- GIVEN PROBLEM
Exactly reproduce each record listed below.

- TASK DATA
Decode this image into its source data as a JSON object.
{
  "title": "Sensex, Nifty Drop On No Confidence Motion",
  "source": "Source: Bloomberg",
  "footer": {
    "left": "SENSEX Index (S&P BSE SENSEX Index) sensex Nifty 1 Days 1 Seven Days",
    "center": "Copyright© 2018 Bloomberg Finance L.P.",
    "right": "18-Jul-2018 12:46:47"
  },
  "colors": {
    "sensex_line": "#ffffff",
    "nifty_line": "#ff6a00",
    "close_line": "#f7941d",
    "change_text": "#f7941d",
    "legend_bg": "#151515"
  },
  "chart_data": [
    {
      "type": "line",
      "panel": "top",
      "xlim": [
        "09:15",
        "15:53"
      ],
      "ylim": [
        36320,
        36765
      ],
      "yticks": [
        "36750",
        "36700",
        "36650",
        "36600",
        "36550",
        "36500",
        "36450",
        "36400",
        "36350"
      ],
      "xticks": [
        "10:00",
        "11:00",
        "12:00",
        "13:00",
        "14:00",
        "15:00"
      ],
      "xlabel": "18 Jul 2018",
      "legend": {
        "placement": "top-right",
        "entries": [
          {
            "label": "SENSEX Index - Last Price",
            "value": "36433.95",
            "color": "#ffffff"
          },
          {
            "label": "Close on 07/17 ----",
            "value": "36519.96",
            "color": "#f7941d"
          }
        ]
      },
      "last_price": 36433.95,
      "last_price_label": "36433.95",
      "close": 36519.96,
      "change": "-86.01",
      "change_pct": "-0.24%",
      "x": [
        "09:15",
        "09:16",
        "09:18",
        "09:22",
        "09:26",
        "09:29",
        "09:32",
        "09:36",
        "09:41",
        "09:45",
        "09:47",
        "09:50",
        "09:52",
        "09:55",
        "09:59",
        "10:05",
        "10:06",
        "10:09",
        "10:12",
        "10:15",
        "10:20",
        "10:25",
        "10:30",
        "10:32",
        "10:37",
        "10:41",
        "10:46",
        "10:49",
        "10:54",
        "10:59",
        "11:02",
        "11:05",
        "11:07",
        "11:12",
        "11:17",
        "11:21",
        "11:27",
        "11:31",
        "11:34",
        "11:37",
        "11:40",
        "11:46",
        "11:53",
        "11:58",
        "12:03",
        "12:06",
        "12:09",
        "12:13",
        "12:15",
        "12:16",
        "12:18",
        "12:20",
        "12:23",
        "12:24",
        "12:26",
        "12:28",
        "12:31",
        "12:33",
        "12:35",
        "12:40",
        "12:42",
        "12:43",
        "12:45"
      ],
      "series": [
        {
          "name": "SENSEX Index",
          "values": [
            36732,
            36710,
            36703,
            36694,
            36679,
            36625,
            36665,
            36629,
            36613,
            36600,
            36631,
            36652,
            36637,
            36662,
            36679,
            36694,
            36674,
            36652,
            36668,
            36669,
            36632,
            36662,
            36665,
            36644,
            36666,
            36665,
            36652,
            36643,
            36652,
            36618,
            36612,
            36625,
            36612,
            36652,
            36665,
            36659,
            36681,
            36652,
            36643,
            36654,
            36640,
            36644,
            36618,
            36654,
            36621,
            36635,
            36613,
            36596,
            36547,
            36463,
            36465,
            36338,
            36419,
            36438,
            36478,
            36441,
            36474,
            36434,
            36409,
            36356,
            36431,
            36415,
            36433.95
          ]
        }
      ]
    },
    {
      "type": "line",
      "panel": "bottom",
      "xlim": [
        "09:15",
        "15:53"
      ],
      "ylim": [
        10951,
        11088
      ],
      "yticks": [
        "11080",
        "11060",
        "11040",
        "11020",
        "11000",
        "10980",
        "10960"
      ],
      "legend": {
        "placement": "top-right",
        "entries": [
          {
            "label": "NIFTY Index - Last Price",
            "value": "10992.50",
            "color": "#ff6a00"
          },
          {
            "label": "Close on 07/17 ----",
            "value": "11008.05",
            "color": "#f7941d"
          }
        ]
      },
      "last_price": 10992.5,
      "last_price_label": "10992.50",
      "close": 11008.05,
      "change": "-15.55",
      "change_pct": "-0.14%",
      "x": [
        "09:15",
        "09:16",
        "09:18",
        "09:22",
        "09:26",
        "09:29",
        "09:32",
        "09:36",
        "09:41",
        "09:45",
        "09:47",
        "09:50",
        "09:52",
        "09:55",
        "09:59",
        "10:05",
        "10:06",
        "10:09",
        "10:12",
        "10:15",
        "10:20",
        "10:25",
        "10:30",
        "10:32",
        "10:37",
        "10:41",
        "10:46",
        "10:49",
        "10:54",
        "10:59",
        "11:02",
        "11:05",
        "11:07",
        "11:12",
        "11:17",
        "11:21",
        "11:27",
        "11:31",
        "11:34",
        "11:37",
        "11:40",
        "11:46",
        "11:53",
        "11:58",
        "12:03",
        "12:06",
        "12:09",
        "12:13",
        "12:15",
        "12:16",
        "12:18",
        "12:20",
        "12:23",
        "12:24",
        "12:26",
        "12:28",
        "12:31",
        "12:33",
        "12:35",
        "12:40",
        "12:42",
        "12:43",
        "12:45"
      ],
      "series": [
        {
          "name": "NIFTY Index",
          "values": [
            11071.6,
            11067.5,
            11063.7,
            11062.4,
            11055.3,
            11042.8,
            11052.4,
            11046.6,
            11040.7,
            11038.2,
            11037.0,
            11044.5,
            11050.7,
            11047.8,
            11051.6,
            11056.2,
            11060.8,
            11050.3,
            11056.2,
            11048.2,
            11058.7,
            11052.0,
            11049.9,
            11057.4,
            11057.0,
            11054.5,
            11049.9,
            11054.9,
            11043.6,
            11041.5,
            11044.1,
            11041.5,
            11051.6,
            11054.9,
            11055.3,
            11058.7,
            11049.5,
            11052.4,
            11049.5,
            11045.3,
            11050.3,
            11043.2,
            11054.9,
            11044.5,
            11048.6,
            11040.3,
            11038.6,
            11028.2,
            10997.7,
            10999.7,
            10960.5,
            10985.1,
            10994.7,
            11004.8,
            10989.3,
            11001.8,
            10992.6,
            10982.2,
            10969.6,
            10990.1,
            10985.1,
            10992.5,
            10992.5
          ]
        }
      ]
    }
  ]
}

- SOLUTION
Decode this image into its source data as a JSON object.
{
  "title": "Sensex, Nifty Drop On No Confidence Motion",
  "source": "Source: Bloomberg",
  "footer": {
    "left": "SENSEX Index (S&P BSE SENSEX Index) sensex Nifty 1 Days 1 Seven Days",
    "center": "Copyright© 2018 Bloomberg Finance L.P.",
    "right": "18-Jul-2018 12:46:47"
  },
  "colors": {
    "sensex_line": "#ffffff",
    "nifty_line": "#ff6a00",
    "close_line": "#f7941d",
    "change_text": "#f7941d",
    "legend_bg": "#151515"
  },
  "chart_data": [
    {
      "type": "line",
      "panel": "top",
      "xlim": [
        "09:15",
        "15:53"
      ],
      "ylim": [
        36320,
        36765
      ],
      "yticks": [
        "36750",
        "36700",
        "36650",
        "36600",
        "36550",
        "36500",
        "36450",
        "36400",
        "36350"
      ],
      "xticks": [
        "10:00",
        "11:00",
        "12:00",
        "13:00",
        "14:00",
        "15:00"
      ],
      "xlabel": "18 Jul 2018",
      "legend": {
        "placement": "top-right",
        "entries": [
          {
            "label": "SENSEX Index - Last Price",
            "value": "36433.95",
            "color": "#ffffff"
          },
          {
            "label": "Close on 07/17 ----",
            "value": "36519.96",
            "color": "#f7941d"
          }
        ]
      },
      "last_price": 36433.95,
      "last_price_label": "36433.95",
      "close": 36519.96,
      "change": "-86.01",
      "change_pct": "-0.24%",
      "x": [
        "09:15",
        "09:16",
        "09:18",
        "09:22",
        "09:26",
        "09:29",
        "09:32",
        "09:36",
        "09:41",
        "09:45",
        "09:47",
        "09:50",
        "09:52",
        "09:55",
        "09:59",
        "10:05",
        "10:06",
        "10:09",
        "10:12",
        "10:15",
        "10:20",
        "10:25",
        "10:30",
        "10:32",
        "10:37",
        "10:41",
        "10:46",
        "10:49",
        "10:54",
        "10:59",
        "11:02",
        "11:05",
        "11:07",
        "11:12",
        "11:17",
        "11:21",
        "11:27",
        "11:31",
        "11:34",
        "11:37",
        "11:40",
        "11:46",
        "11:53",
        "11:58",
        "12:03",
        "12:06",
        "12:09",
        "12:13",
        "12:15",
        "12:16",
        "12:18",
        "12:20",
        "12:23",
        "12:24",
        "12:26",
        "12:28",
        "12:31",
        "12:33",
        "12:35",
        "12:40",
        "12:42",
        "12:43",
        "12:45"
      ],
      "series": [
        {
          "name": "SENSEX Index",
          "values": [
            36732,
            36710,
            36703,
            36694,
            36679,
            36625,
            36665,
            36629,
            36613,
            36600,
            36631,
            36652,
            36637,
            36662,
            36679,
            36694,
            36674,
            36652,
            36668,
            36669,
            36632,
            36662,
            36665,
            36644,
            36666,
            36665,
            36652,
            36643,
            36652,
            36618,
            36612,
            36625,
            36612,
            36652,
            36665,
            36659,
            36681,
            36652,
            36643,
            36654,
            36640,
            36644,
            36618,
            36654,
            36621,
            36635,
            36613,
            36596,
            36547,
            36463,
            36465,
            36338,
            36419,
            36438,
            36478,
            36441,
            36474,
            36434,
            36409,
            36356,
            36431,
            36415,
            36433.95
          ]
        }
      ]
    },
    {
      "type": "line",
      "panel": "bottom",
      "xlim": [
        "09:15",
        "15:53"
      ],
      "ylim": [
        10951,
        11088
      ],
      "yticks": [
        "11080",
        "11060",
        "11040",
        "11020",
        "11000",
        "10980",
        "10960"
      ],
      "legend": {
        "placement": "top-right",
        "entries": [
          {
            "label": "NIFTY Index - Last Price",
            "value": "10992.50",
            "color": "#ff6a00"
          },
          {
            "label": "Close on 07/17 ----",
            "value": "11008.05",
            "color": "#f7941d"
          }
        ]
      },
      "last_price": 10992.5,
      "last_price_label": "10992.50",
      "close": 11008.05,
      "change": "-15.55",
      "change_pct": "-0.14%",
      "x": [
        "09:15",
        "09:16",
        "09:18",
        "09:22",
        "09:26",
        "09:29",
        "09:32",
        "09:36",
        "09:41",
        "09:45",
        "09:47",
        "09:50",
        "09:52",
        "09:55",
        "09:59",
        "10:05",
        "10:06",
        "10:09",
        "10:12",
        "10:15",
        "10:20",
        "10:25",
        "10:30",
        "10:32",
        "10:37",
        "10:41",
        "10:46",
        "10:49",
        "10:54",
        "10:59",
        "11:02",
        "11:05",
        "11:07",
        "11:12",
        "11:17",
        "11:21",
        "11:27",
        "11:31",
        "11:34",
        "11:37",
        "11:40",
        "11:46",
        "11:53",
        "11:58",
        "12:03",
        "12:06",
        "12:09",
        "12:13",
        "12:15",
        "12:16",
        "12:18",
        "12:20",
        "12:23",
        "12:24",
        "12:26",
        "12:28",
        "12:31",
        "12:33",
        "12:35",
        "12:40",
        "12:42",
        "12:43",
        "12:45"
      ],
      "series": [
        {
          "name": "NIFTY Index",
          "values": [
            11071.6,
            11067.5,
            11063.7,
            11062.4,
            11055.3,
            11042.8,
            11052.4,
            11046.6,
            11040.7,
            11038.2,
            11037.0,
            11044.5,
            11050.7,
            11047.8,
            11051.6,
            11056.2,
            11060.8,
            11050.3,
            11056.2,
            11048.2,
            11058.7,
            11052.0,
            11049.9,
            11057.4,
            11057.0,
            11054.5,
            11049.9,
            11054.9,
            11043.6,
            11041.5,
            11044.1,
            11041.5,
            11051.6,
            11054.9,
            11055.3,
            11058.7,
            11049.5,
            11052.4,
            11049.5,
            11045.3,
            11050.3,
            11043.2,
            11054.9,
            11044.5,
            11048.6,
            11040.3,
            11038.6,
            11028.2,
            10997.7,
            10999.7,
            10960.5,
            10985.1,
            10994.7,
            11004.8,
            10989.3,
            11001.8,
            10992.6,
            10982.2,
            10969.6,
            10990.1,
            10985.1,
            10992.5,
            10992.5
          ]
        }
      ]
    }
  ]
}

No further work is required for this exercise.